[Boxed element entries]
⁂

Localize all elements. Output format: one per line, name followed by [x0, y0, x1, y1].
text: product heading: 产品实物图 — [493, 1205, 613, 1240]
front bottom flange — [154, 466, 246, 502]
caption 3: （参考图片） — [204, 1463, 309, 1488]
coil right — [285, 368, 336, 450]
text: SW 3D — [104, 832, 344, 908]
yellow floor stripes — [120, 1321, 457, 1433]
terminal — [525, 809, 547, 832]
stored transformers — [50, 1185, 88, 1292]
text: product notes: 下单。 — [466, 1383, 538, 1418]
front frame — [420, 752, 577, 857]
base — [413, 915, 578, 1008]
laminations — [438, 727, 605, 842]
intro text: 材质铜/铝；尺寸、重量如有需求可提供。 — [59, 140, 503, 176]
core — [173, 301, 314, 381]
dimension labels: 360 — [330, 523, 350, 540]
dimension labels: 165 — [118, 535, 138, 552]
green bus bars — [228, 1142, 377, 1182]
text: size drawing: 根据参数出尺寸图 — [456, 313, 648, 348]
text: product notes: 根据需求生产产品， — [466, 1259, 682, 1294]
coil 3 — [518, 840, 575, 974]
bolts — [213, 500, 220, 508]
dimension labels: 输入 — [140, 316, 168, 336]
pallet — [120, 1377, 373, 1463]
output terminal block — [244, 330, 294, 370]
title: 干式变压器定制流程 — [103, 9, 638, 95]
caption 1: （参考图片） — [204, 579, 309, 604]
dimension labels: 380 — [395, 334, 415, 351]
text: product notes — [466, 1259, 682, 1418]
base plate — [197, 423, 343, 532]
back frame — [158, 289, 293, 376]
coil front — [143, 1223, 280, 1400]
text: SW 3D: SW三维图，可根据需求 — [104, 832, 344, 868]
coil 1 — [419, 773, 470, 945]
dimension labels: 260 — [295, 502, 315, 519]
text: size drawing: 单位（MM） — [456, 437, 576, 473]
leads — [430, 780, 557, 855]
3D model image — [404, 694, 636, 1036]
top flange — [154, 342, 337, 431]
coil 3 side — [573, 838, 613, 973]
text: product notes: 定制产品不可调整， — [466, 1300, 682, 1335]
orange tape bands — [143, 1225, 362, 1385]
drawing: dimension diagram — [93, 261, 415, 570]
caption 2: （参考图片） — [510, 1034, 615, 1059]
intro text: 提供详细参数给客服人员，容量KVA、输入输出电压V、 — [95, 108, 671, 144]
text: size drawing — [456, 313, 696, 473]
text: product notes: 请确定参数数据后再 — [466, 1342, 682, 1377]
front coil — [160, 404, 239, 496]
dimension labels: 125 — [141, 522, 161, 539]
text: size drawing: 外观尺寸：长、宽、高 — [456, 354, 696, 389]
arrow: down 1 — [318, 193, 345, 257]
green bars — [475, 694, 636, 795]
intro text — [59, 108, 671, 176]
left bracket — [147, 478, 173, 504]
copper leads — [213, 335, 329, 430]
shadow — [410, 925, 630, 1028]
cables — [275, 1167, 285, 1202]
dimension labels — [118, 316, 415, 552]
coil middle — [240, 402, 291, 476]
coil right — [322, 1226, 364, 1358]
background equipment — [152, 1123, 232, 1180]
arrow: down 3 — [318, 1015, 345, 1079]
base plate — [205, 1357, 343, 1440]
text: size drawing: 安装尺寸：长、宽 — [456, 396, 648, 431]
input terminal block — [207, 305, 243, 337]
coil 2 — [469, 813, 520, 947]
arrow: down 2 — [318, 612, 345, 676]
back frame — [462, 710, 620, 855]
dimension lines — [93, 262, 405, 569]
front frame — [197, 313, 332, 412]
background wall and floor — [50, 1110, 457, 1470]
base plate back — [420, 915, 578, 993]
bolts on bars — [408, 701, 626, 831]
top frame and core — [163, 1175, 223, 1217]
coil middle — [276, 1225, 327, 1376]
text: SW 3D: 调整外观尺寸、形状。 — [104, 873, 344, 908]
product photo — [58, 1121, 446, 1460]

⁂

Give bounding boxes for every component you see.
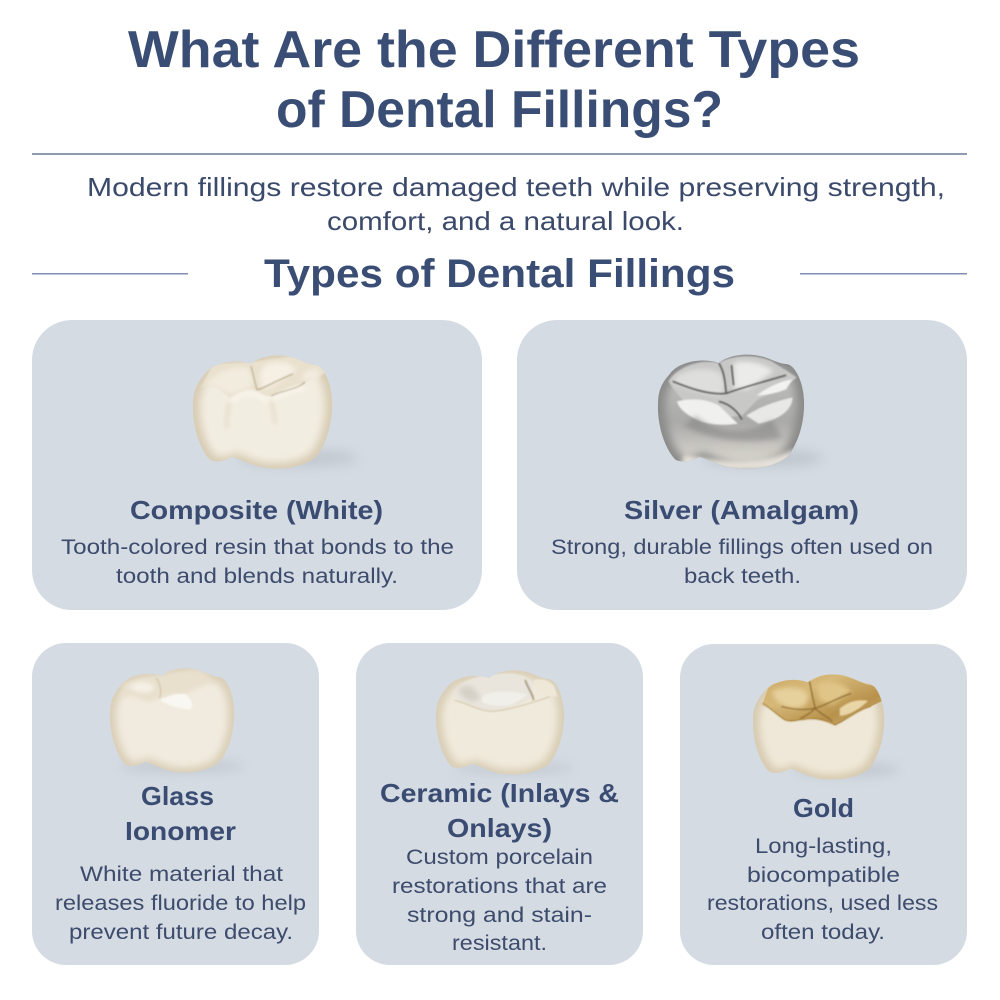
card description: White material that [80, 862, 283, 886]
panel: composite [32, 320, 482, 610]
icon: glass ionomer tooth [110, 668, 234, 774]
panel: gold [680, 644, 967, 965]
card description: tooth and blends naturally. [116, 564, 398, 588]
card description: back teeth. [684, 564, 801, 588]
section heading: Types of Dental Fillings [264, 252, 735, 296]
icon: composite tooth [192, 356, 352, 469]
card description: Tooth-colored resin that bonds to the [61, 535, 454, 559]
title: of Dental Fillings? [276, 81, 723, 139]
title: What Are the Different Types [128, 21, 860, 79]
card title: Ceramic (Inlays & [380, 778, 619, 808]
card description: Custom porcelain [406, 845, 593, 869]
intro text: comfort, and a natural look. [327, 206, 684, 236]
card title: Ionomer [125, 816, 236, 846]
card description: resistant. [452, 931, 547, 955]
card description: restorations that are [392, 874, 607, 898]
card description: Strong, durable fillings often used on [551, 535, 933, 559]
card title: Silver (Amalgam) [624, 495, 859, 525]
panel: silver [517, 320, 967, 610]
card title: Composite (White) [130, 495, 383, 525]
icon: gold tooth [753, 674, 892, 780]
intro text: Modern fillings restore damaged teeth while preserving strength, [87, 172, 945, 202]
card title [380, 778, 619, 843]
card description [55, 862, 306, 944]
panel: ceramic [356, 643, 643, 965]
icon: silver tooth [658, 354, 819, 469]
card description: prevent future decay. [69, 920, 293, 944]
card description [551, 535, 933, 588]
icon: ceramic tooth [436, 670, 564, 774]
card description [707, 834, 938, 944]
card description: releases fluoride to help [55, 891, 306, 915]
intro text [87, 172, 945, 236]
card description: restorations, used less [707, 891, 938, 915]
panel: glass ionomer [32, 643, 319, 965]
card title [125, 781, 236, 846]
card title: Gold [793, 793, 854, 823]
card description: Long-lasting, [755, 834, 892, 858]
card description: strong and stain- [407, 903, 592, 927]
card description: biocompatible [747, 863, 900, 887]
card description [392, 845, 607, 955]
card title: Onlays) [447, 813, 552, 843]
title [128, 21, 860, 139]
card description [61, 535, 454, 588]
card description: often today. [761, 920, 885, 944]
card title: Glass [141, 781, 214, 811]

⁂

TASK REQUIREMENTS - Rewrite the material from the line with "Localize all elements." up to and including the line with "arrow: down 1 — [318, 193, 345, 257]", putting "rim" wherever "flange" appears and leaving everything else as it is.

EXERCISE ANSWER -
Localize all elements. Output format: one per line, name followed by [x0, y0, x1, y1].
text: product heading: 产品实物图 — [493, 1205, 613, 1240]
front bottom rim — [154, 466, 246, 502]
caption 3: （参考图片） — [204, 1463, 309, 1488]
coil right — [285, 368, 336, 450]
text: SW 3D — [104, 832, 344, 908]
yellow floor stripes — [120, 1321, 457, 1433]
terminal — [525, 809, 547, 832]
stored transformers — [50, 1185, 88, 1292]
text: product notes: 下单。 — [466, 1383, 538, 1418]
front frame — [420, 752, 577, 857]
base — [413, 915, 578, 1008]
laminations — [438, 727, 605, 842]
intro text: 材质铜/铝；尺寸、重量如有需求可提供。 — [59, 140, 503, 176]
core — [173, 301, 314, 381]
dimension labels: 360 — [330, 523, 350, 540]
dimension labels: 165 — [118, 535, 138, 552]
green bus bars — [228, 1142, 377, 1182]
text: size drawing: 根据参数出尺寸图 — [456, 313, 648, 348]
text: product notes: 根据需求生产产品， — [466, 1259, 682, 1294]
coil 3 — [518, 840, 575, 974]
bolts — [213, 500, 220, 508]
dimension labels: 输入 — [140, 316, 168, 336]
pallet — [120, 1377, 373, 1463]
output terminal block — [244, 330, 294, 370]
title: 干式变压器定制流程 — [103, 9, 638, 95]
caption 1: （参考图片） — [204, 579, 309, 604]
dimension labels: 380 — [395, 334, 415, 351]
text: product notes — [466, 1259, 682, 1418]
base plate — [197, 423, 343, 532]
back frame — [158, 289, 293, 376]
coil front — [143, 1223, 280, 1400]
text: SW 3D: SW三维图，可根据需求 — [104, 832, 344, 868]
coil 1 — [419, 773, 470, 945]
dimension labels: 260 — [295, 502, 315, 519]
text: size drawing: 单位（MM） — [456, 437, 576, 473]
leads — [430, 780, 557, 855]
3D model image — [404, 694, 636, 1036]
top rim — [154, 342, 337, 431]
coil 3 side — [573, 838, 613, 973]
text: product notes: 定制产品不可调整， — [466, 1300, 682, 1335]
orange tape bands — [143, 1225, 362, 1385]
drawing: dimension diagram — [93, 261, 415, 570]
caption 2: （参考图片） — [510, 1034, 615, 1059]
intro text: 提供详细参数给客服人员，容量KVA、输入输出电压V、 — [95, 108, 671, 144]
text: size drawing — [456, 313, 696, 473]
text: product notes: 请确定参数数据后再 — [466, 1342, 682, 1377]
front coil — [160, 404, 239, 496]
dimension labels: 125 — [141, 522, 161, 539]
text: size drawing: 外观尺寸：长、宽、高 — [456, 354, 696, 389]
arrow: down 1 — [318, 193, 345, 257]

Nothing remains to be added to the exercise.